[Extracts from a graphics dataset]
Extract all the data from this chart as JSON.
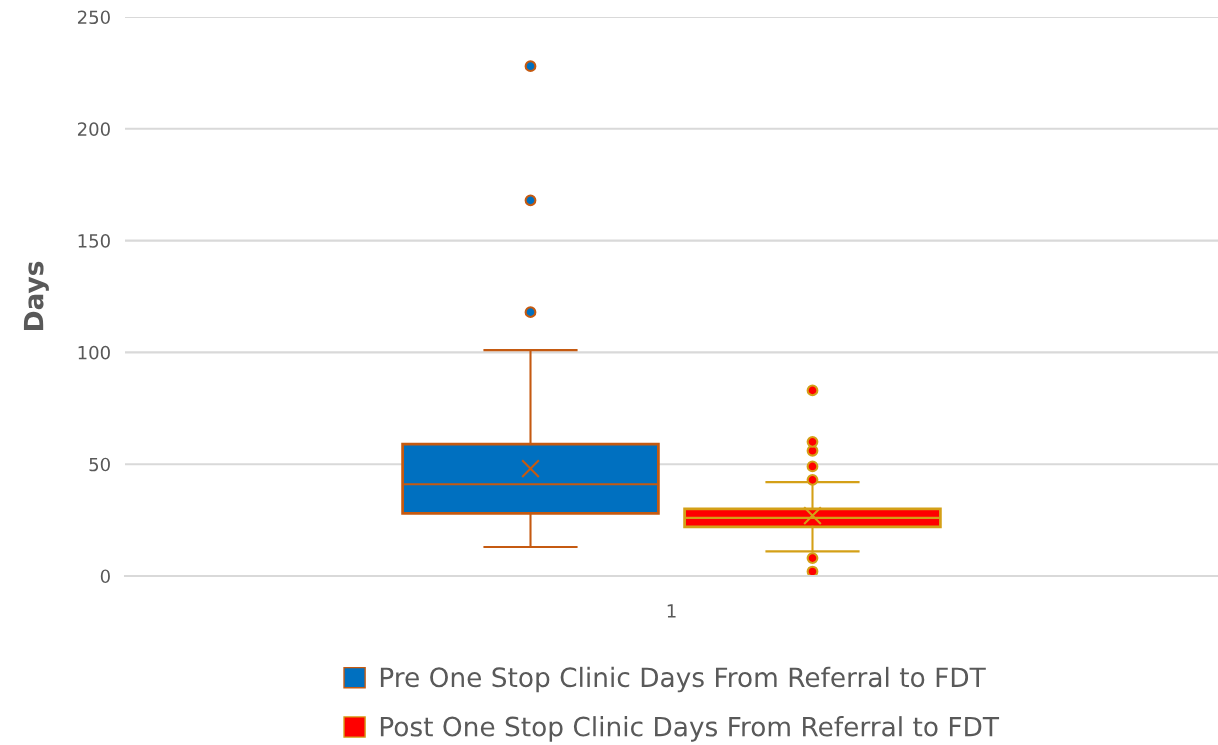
{
  "chart_data": {
    "type": "box",
    "ylabel": "Days",
    "categories": [
      "1"
    ],
    "ylim": [
      0,
      250
    ],
    "yticks": [
      0,
      50,
      100,
      150,
      200,
      250
    ],
    "grid": "y",
    "legend": "bottom",
    "series": [
      {
        "name": "Pre One Stop Clinic Days From Referral to FDT",
        "color": "#0070c0",
        "boxes": [
          {
            "low": 13,
            "q1": 28,
            "median": 41,
            "q3": 59,
            "high": 101,
            "mean": 48,
            "outliers": [
              118,
              168,
              228
            ]
          }
        ]
      },
      {
        "name": "Post One Stop Clinic Days From Referral to FDT",
        "color": "#ff0000",
        "boxes": [
          {
            "low": 11,
            "q1": 22,
            "median": 26,
            "q3": 30,
            "high": 42,
            "mean": 27,
            "outliers": [
              2,
              8,
              43,
              49,
              56,
              60,
              83
            ]
          }
        ]
      }
    ]
  }
}
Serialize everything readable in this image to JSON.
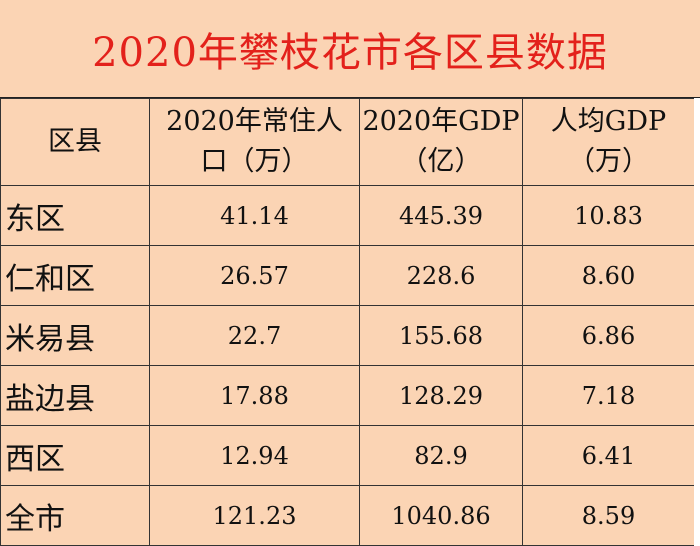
{
  "title": "2020年攀枝花市各区县数据",
  "headers": {
    "district": "区县",
    "population_line1": "2020年常住人",
    "population_line2": "口（万）",
    "gdp_line1": "2020年GDP",
    "gdp_line2": "（亿）",
    "per_capita_line1": "人均GDP",
    "per_capita_line2": "（万）"
  },
  "rows": [
    {
      "name": "东区",
      "population": "41.14",
      "gdp": "445.39",
      "per_capita": "10.83"
    },
    {
      "name": "仁和区",
      "population": "26.57",
      "gdp": "228.6",
      "per_capita": "8.60"
    },
    {
      "name": "米易县",
      "population": "22.7",
      "gdp": "155.68",
      "per_capita": "6.86"
    },
    {
      "name": "盐边县",
      "population": "17.88",
      "gdp": "128.29",
      "per_capita": "7.18"
    },
    {
      "name": "西区",
      "population": "12.94",
      "gdp": "82.9",
      "per_capita": "6.41"
    },
    {
      "name": "全市",
      "population": "121.23",
      "gdp": "1040.86",
      "per_capita": "8.59"
    }
  ],
  "colors": {
    "background": "#fbd4b4",
    "title_text": "#e3211b",
    "grid_line": "#333333"
  }
}
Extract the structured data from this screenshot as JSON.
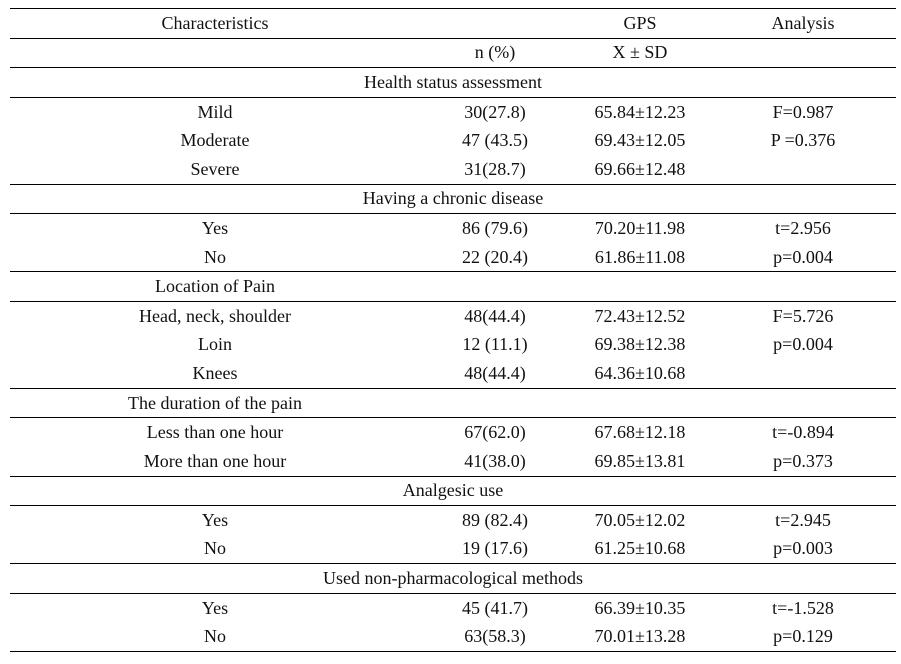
{
  "header": {
    "characteristics": "Characteristics",
    "gps": "GPS",
    "analysis": "Analysis"
  },
  "subheader": {
    "n": "n (%)",
    "mean_sd": "X ± SD"
  },
  "sections": [
    {
      "title": "Health status assessment",
      "rows": [
        {
          "label": "Mild",
          "n": "30(27.8)",
          "gps": "65.84±12.23",
          "analysis": "F=0.987"
        },
        {
          "label": "Moderate",
          "n": "47 (43.5)",
          "gps": "69.43±12.05",
          "analysis": "P =0.376"
        },
        {
          "label": "Severe",
          "n": "31(28.7)",
          "gps": "69.66±12.48"
        }
      ]
    },
    {
      "title": "Having a chronic disease",
      "rows": [
        {
          "label": "Yes",
          "n": "86 (79.6)",
          "gps": "70.20±11.98",
          "analysis": "t=2.956"
        },
        {
          "label": "No",
          "n": "22 (20.4)",
          "gps": "61.86±11.08",
          "analysis": "p=0.004"
        }
      ]
    },
    {
      "title": "Location of Pain",
      "rows": [
        {
          "label": "Head, neck, shoulder",
          "n": "48(44.4)",
          "gps": "72.43±12.52",
          "analysis": "F=5.726"
        },
        {
          "label": "Loin",
          "n": "12 (11.1)",
          "gps": "69.38±12.38",
          "analysis": "p=0.004"
        },
        {
          "label": "Knees",
          "n": "48(44.4)",
          "gps": "64.36±10.68"
        }
      ]
    },
    {
      "title": "The duration of the pain",
      "rows": [
        {
          "label": "Less than one hour",
          "n": "67(62.0)",
          "gps": "67.68±12.18",
          "analysis": "t=-0.894"
        },
        {
          "label": "More than one hour",
          "n": "41(38.0)",
          "gps": "69.85±13.81",
          "analysis": "p=0.373"
        }
      ]
    },
    {
      "title": "Analgesic use",
      "rows": [
        {
          "label": "Yes",
          "n": "89 (82.4)",
          "gps": "70.05±12.02",
          "analysis": "t=2.945"
        },
        {
          "label": "No",
          "n": "19 (17.6)",
          "gps": "61.25±10.68",
          "analysis": "p=0.003"
        }
      ]
    },
    {
      "title": "Used non-pharmacological methods",
      "rows": [
        {
          "label": "Yes",
          "n": "45 (41.7)",
          "gps": "66.39±10.35",
          "analysis": "t=-1.528"
        },
        {
          "label": "No",
          "n": "63(58.3)",
          "gps": "70.01±13.28",
          "analysis": "p=0.129"
        }
      ]
    }
  ]
}
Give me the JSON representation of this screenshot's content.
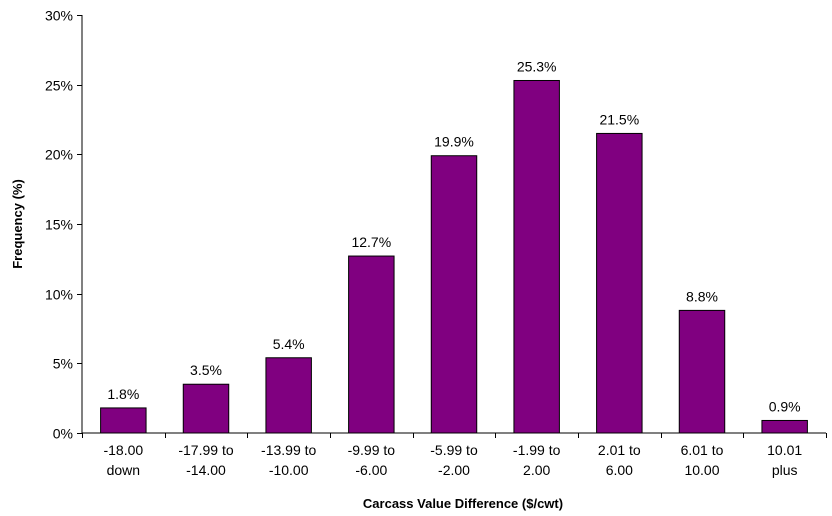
{
  "chart_data": {
    "type": "bar",
    "title": "",
    "xlabel": "Carcass Value Difference ($/cwt)",
    "ylabel": "Frequency (%)",
    "ylim": [
      0,
      30
    ],
    "yticks": [
      0,
      5,
      10,
      15,
      20,
      25,
      30
    ],
    "ytick_suffix": "%",
    "grid": false,
    "legend": "none",
    "bar_color": "#800080",
    "categories": [
      [
        "-18.00",
        "down"
      ],
      [
        "-17.99 to",
        "-14.00"
      ],
      [
        "-13.99 to",
        "-10.00"
      ],
      [
        "-9.99 to",
        "-6.00"
      ],
      [
        "-5.99 to",
        "-2.00"
      ],
      [
        "-1.99 to",
        "2.00"
      ],
      [
        "2.01 to",
        "6.00"
      ],
      [
        "6.01 to",
        "10.00"
      ],
      [
        "10.01",
        "plus"
      ]
    ],
    "values": [
      1.8,
      3.5,
      5.4,
      12.7,
      19.9,
      25.3,
      21.5,
      8.8,
      0.9
    ],
    "data_labels": [
      "1.8%",
      "3.5%",
      "5.4%",
      "12.7%",
      "19.9%",
      "25.3%",
      "21.5%",
      "8.8%",
      "0.9%"
    ]
  }
}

* [Task instructions]:
Return only the number of lines in the data that contain "this".

* [Task result]:
4